Below are the records; pull every line that includes "JSON".

— start INPUT ROWS —

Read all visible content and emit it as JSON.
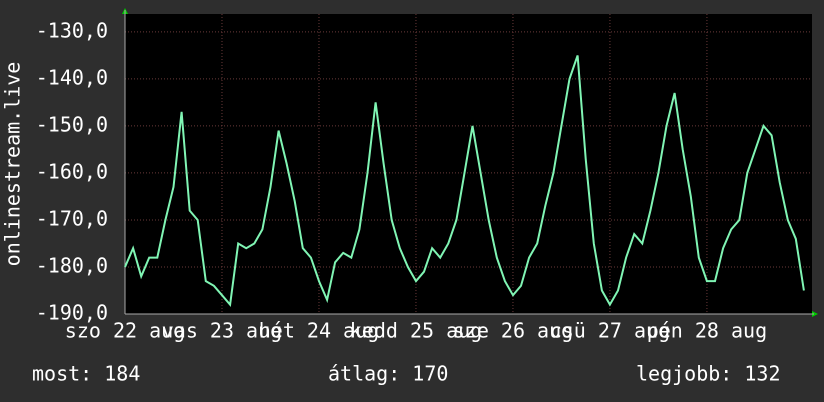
{
  "chart_data": {
    "type": "line",
    "y_label": "onlinestream.live",
    "x": [
      0,
      2,
      4,
      6,
      8,
      10,
      12,
      14,
      16,
      18,
      20,
      22,
      24,
      26,
      28,
      30,
      32,
      34,
      36,
      38,
      40,
      42,
      44,
      46,
      48,
      50,
      52,
      54,
      56,
      58,
      60,
      62,
      64,
      66,
      68,
      70,
      72,
      74,
      76,
      78,
      80,
      82,
      84,
      86,
      88,
      90,
      92,
      94,
      96,
      98,
      100,
      102,
      104,
      106,
      108,
      110,
      112,
      114,
      116,
      118,
      120,
      122,
      124,
      126,
      128,
      130,
      132,
      134,
      136,
      138,
      140,
      142,
      144,
      146,
      148,
      150,
      152,
      154,
      156,
      158,
      160,
      162,
      164,
      166,
      168
    ],
    "series": [
      {
        "color": "#80f5b4",
        "values": [
          -180,
          -176,
          -182,
          -178,
          -178,
          -170,
          -163,
          -147,
          -168,
          -170,
          -183,
          -184,
          -186,
          -188,
          -175,
          -176,
          -175,
          -172,
          -163,
          -151,
          -158,
          -166,
          -176,
          -178,
          -183,
          -187,
          -179,
          -177,
          -178,
          -172,
          -160,
          -145,
          -158,
          -170,
          -176,
          -180,
          -183,
          -181,
          -176,
          -178,
          -175,
          -170,
          -160,
          -150,
          -160,
          -170,
          -178,
          -183,
          -186,
          -184,
          -178,
          -175,
          -167,
          -160,
          -150,
          -140,
          -135,
          -157,
          -175,
          -185,
          -188,
          -185,
          -178,
          -173,
          -175,
          -168,
          -160,
          -150,
          -143,
          -155,
          -165,
          -178,
          -183,
          -183,
          -176,
          -172,
          -170,
          -160,
          -155,
          -150,
          -152,
          -162,
          -170,
          -174,
          -185
        ]
      }
    ],
    "xlim": [
      0,
      170
    ],
    "xticks": [
      {
        "value": 0,
        "label": "szo 22 aug"
      },
      {
        "value": 24,
        "label": "vas 23 aug"
      },
      {
        "value": 48,
        "label": "hét 24 aug"
      },
      {
        "value": 72,
        "label": "kedd 25 aug"
      },
      {
        "value": 96,
        "label": "sze 26 aug"
      },
      {
        "value": 120,
        "label": "csü 27 aug"
      },
      {
        "value": 144,
        "label": "pén 28 aug"
      }
    ],
    "ylim": [
      -190,
      -126.2
    ],
    "yticks": [
      {
        "value": -190,
        "label": "-190,0"
      },
      {
        "value": -180,
        "label": "-180,0"
      },
      {
        "value": -170,
        "label": "-170,0"
      },
      {
        "value": -160,
        "label": "-160,0"
      },
      {
        "value": -150,
        "label": "-150,0"
      },
      {
        "value": -140,
        "label": "-140,0"
      },
      {
        "value": -130,
        "label": "-130,0"
      }
    ],
    "grid": true,
    "stats": [
      "most: 184",
      "átlag: 170",
      "legjobb: 132"
    ]
  }
}
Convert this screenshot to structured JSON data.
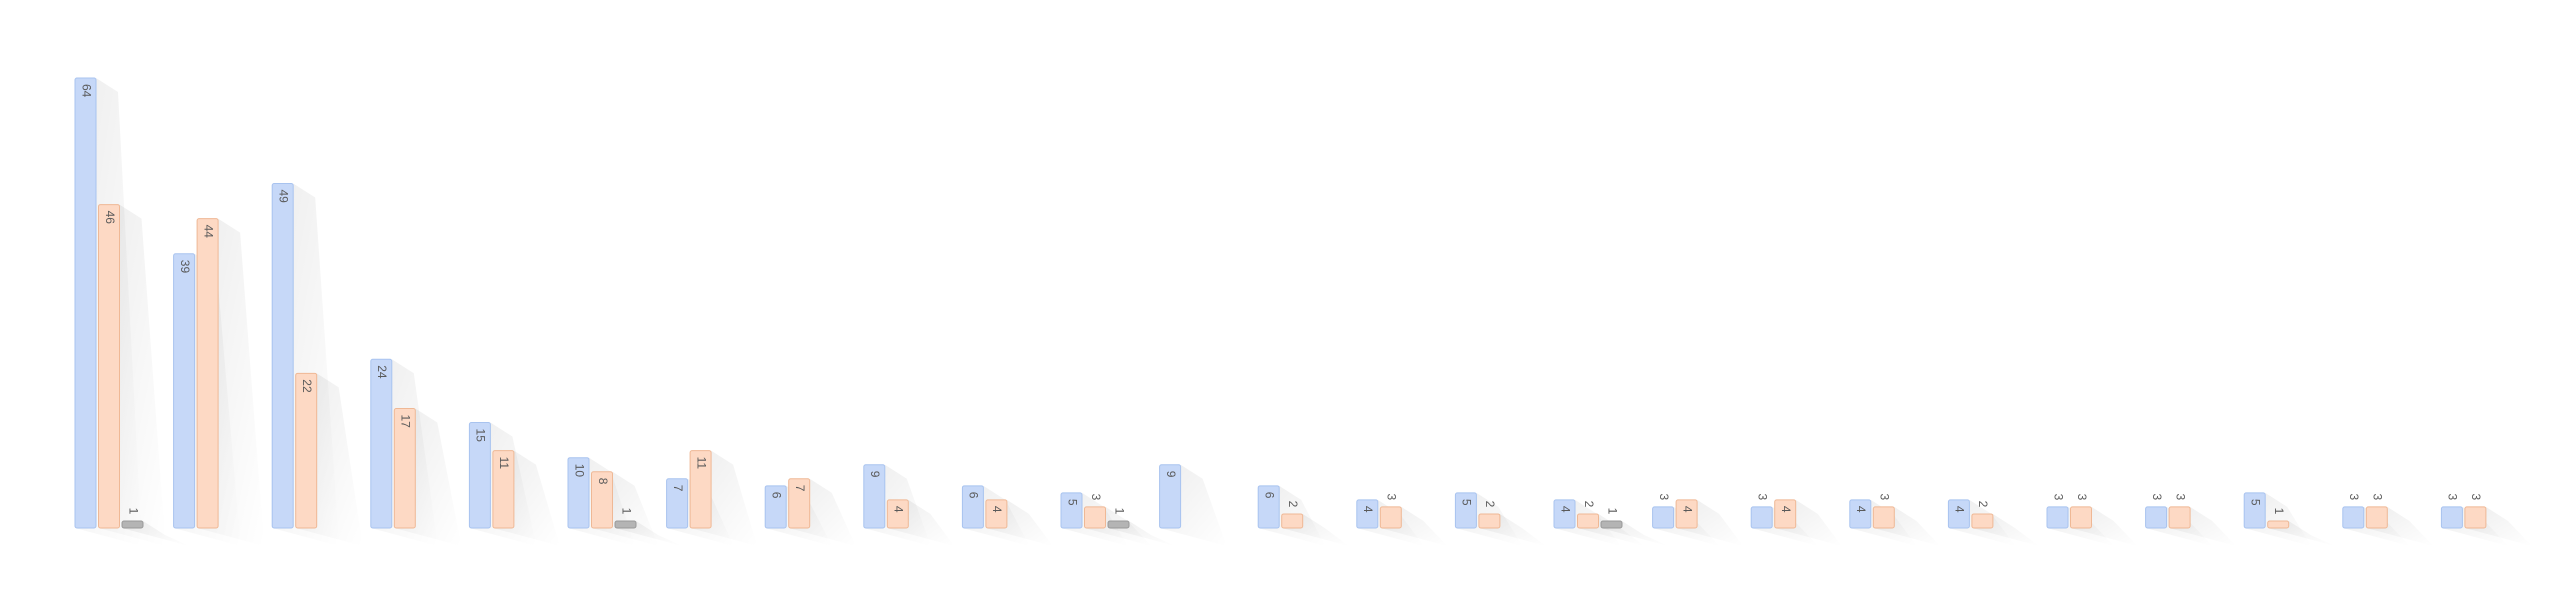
{
  "chart_data": {
    "type": "bar",
    "categories": [
      null,
      null,
      null,
      null,
      null,
      null,
      null,
      null,
      null,
      null,
      null,
      null,
      null,
      null,
      null,
      null,
      null,
      null,
      null,
      null,
      null,
      null,
      null,
      null,
      null
    ],
    "series": [
      {
        "color": "#c6d8f8",
        "values": [
          64,
          39,
          49,
          24,
          15,
          10,
          7,
          6,
          9,
          6,
          5,
          9,
          6,
          4,
          5,
          4,
          3,
          3,
          4,
          4,
          3,
          3,
          5,
          3,
          3
        ]
      },
      {
        "color": "#fdd9c4",
        "values": [
          46,
          44,
          22,
          17,
          11,
          8,
          11,
          7,
          4,
          4,
          3,
          null,
          2,
          3,
          2,
          2,
          4,
          4,
          3,
          2,
          3,
          3,
          1,
          3,
          3
        ]
      },
      {
        "color": "#b4b4b4",
        "values": [
          1,
          null,
          null,
          null,
          null,
          1,
          null,
          null,
          null,
          null,
          1,
          null,
          null,
          null,
          null,
          1,
          null,
          null,
          null,
          null,
          null,
          null,
          null,
          null,
          null
        ]
      }
    ]
  }
}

— end INPUT ROWS —

* [FULL ANSWER]
Read all visible content and emit it as JSON.
Convert this screenshot to structured JSON data.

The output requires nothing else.